Every line below is to be copied exactly, with the pictures left out.

>> START INPUT MATERIAL

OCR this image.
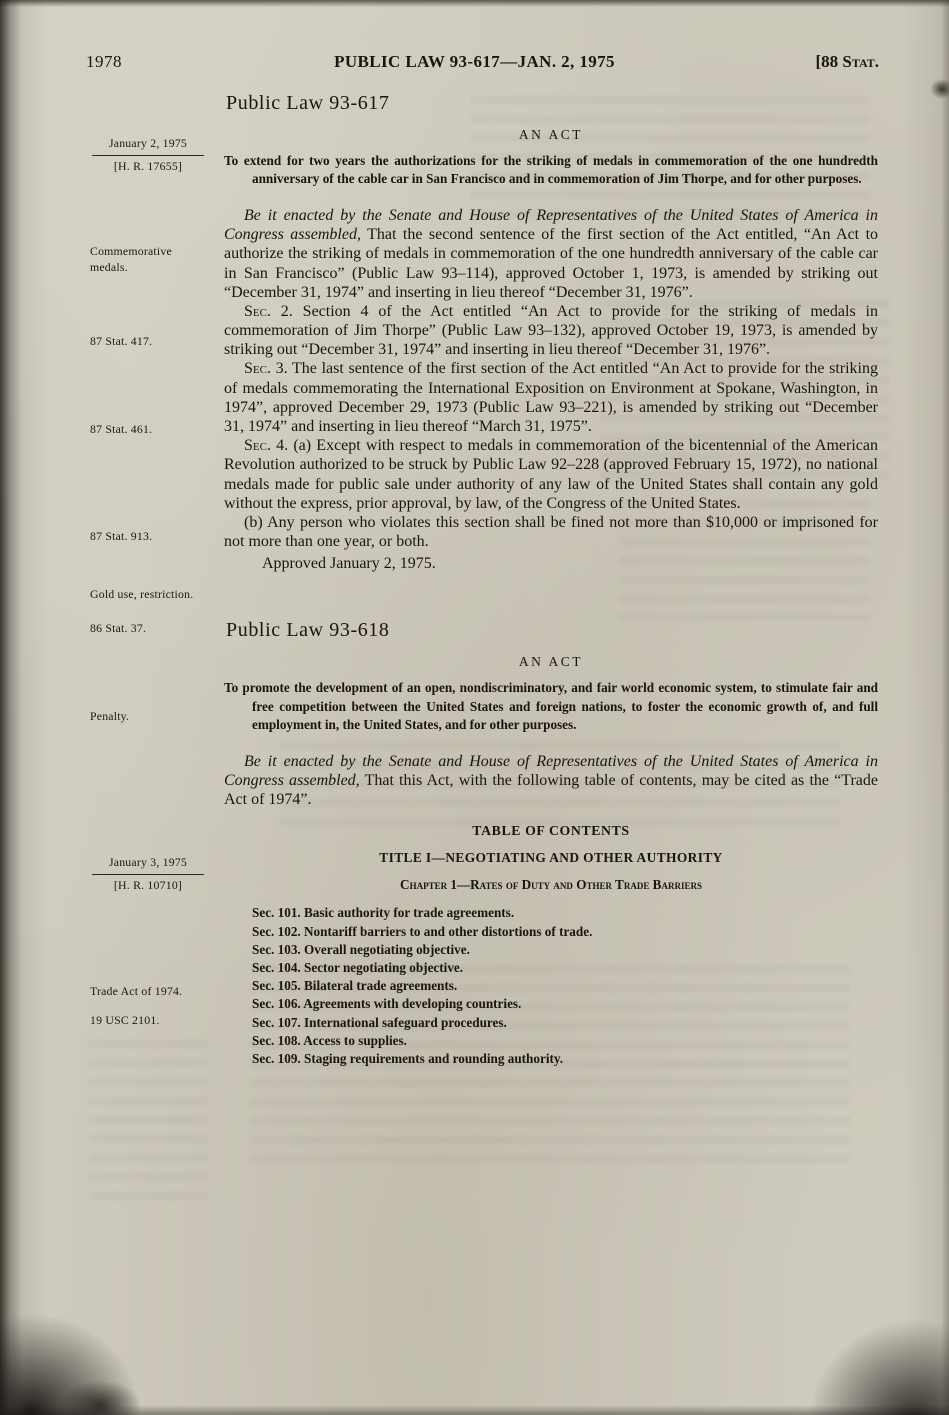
1978	PUBLIC LAW 93-617—JAN. 2, 1975	[88 Stat.
January 2, 1975
[H. R. 17655]
Commemorative medals.
87 Stat. 417.
87 Stat. 461.
87 Stat. 913.
Gold use, restriction.
86 Stat. 37.
Penalty.
January 3, 1975
[H. R. 10710]
Trade Act of 1974.
19 USC 2101.
Public Law 93-617
AN ACT

To extend for two years the authorizations for the striking of medals in commemoration of the one hundredth anniversary of the cable car in San Francisco and in commemoration of Jim Thorpe, and for other purposes.

Be it enacted by the Senate and House of Representatives of the United States of America in Congress assembled, That the second sentence of the first section of the Act entitled, “An Act to authorize the striking of medals in commemoration of the one hundredth anniversary of the cable car in San Francisco” (Public Law 93–114), approved October 1, 1973, is amended by striking out “December 31, 1974” and inserting in lieu thereof “December 31, 1976”.

Sec. 2. Section 4 of the Act entitled “An Act to provide for the striking of medals in commemoration of Jim Thorpe” (Public Law 93–132), approved October 19, 1973, is amended by striking out “December 31, 1974” and inserting in lieu thereof “December 31, 1976”.

Sec. 3. The last sentence of the first section of the Act entitled “An Act to provide for the striking of medals commemorating the International Exposition on Environment at Spokane, Washington, in 1974”, approved December 29, 1973 (Public Law 93–221), is amended by striking out “December 31, 1974” and inserting in lieu thereof “March 31, 1975”.

Sec. 4. (a) Except with respect to medals in commemoration of the bicentennial of the American Revolution authorized to be struck by Public Law 92–228 (approved February 15, 1972), no national medals made for public sale under authority of any law of the United States shall contain any gold without the express, prior approval, by law, of the Congress of the United States.

(b) Any person who violates this section shall be fined not more than $10,000 or imprisoned for not more than one year, or both.

Approved January 2, 1975.

Public Law 93-618
AN ACT

To promote the development of an open, nondiscriminatory, and fair world economic system, to stimulate fair and free competition between the United States and foreign nations, to foster the economic growth of, and full employment in, the United States, and for other purposes.

Be it enacted by the Senate and House of Representatives of the United States of America in Congress assembled, That this Act, with the following table of contents, may be cited as the “Trade Act of 1974”.

TABLE OF CONTENTS
TITLE I—NEGOTIATING AND OTHER AUTHORITY
Chapter 1—Rates of Duty and Other Trade Barriers
Sec. 101. Basic authority for trade agreements.
Sec. 102. Nontariff barriers to and other distortions of trade.
Sec. 103. Overall negotiating objective.
Sec. 104. Sector negotiating objective.
Sec. 105. Bilateral trade agreements.
Sec. 106. Agreements with developing countries.
Sec. 107. International safeguard procedures.
Sec. 108. Access to supplies.
Sec. 109. Staging requirements and rounding authority.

>> END INPUT MATERIAL

### TASK OUTPUT:
OCR this image.
1978	PUBLIC LAW 93-617—JAN. 2, 1975	[88 Stat.
January 2, 1975
[H. R. 17655]
Commemorative medals.
87 Stat. 417.
87 Stat. 461.
87 Stat. 913.
Gold use, restriction.
86 Stat. 37.
Penalty.
January 3, 1975
[H. R. 10710]
Trade Act of 1974.
19 USC 2101.
Public Law 93-617
AN ACT

To extend for two years the authorizations for the striking of medals in commemoration of the one hundredth anniversary of the cable car in San Francisco and in commemoration of Jim Thorpe, and for other purposes.

Be it enacted by the Senate and House of Representatives of the United States of America in Congress assembled, That the second sentence of the first section of the Act entitled, “An Act to authorize the striking of medals in commemoration of the one hundredth anniversary of the cable car in San Francisco” (Public Law 93–114), approved October 1, 1973, is amended by striking out “December 31, 1974” and inserting in lieu thereof “December 31, 1976”.

Sec. 2. Section 4 of the Act entitled “An Act to provide for the striking of medals in commemoration of Jim Thorpe” (Public Law 93–132), approved October 19, 1973, is amended by striking out “December 31, 1974” and inserting in lieu thereof “December 31, 1976”.

Sec. 3. The last sentence of the first section of the Act entitled “An Act to provide for the striking of medals commemorating the International Exposition on Environment at Spokane, Washington, in 1974”, approved December 29, 1973 (Public Law 93–221), is amended by striking out “December 31, 1974” and inserting in lieu thereof “March 31, 1975”.

Sec. 4. (a) Except with respect to medals in commemoration of the bicentennial of the American Revolution authorized to be struck by Public Law 92–228 (approved February 15, 1972), no national medals made for public sale under authority of any law of the United States shall contain any gold without the express, prior approval, by law, of the Congress of the United States.

(b) Any person who violates this section shall be fined not more than $10,000 or imprisoned for not more than one year, or both.

Approved January 2, 1975.

Public Law 93-618
AN ACT

To promote the development of an open, nondiscriminatory, and fair world economic system, to stimulate fair and free competition between the United States and foreign nations, to foster the economic growth of, and full employment in, the United States, and for other purposes.

Be it enacted by the Senate and House of Representatives of the United States of America in Congress assembled, That this Act, with the following table of contents, may be cited as the “Trade Act of 1974”.

TABLE OF CONTENTS
TITLE I—NEGOTIATING AND OTHER AUTHORITY
Chapter 1—Rates of Duty and Other Trade Barriers
Sec. 101. Basic authority for trade agreements.
Sec. 102. Nontariff barriers to and other distortions of trade.
Sec. 103. Overall negotiating objective.
Sec. 104. Sector negotiating objective.
Sec. 105. Bilateral trade agreements.
Sec. 106. Agreements with developing countries.
Sec. 107. International safeguard procedures.
Sec. 108. Access to supplies.
Sec. 109. Staging requirements and rounding authority.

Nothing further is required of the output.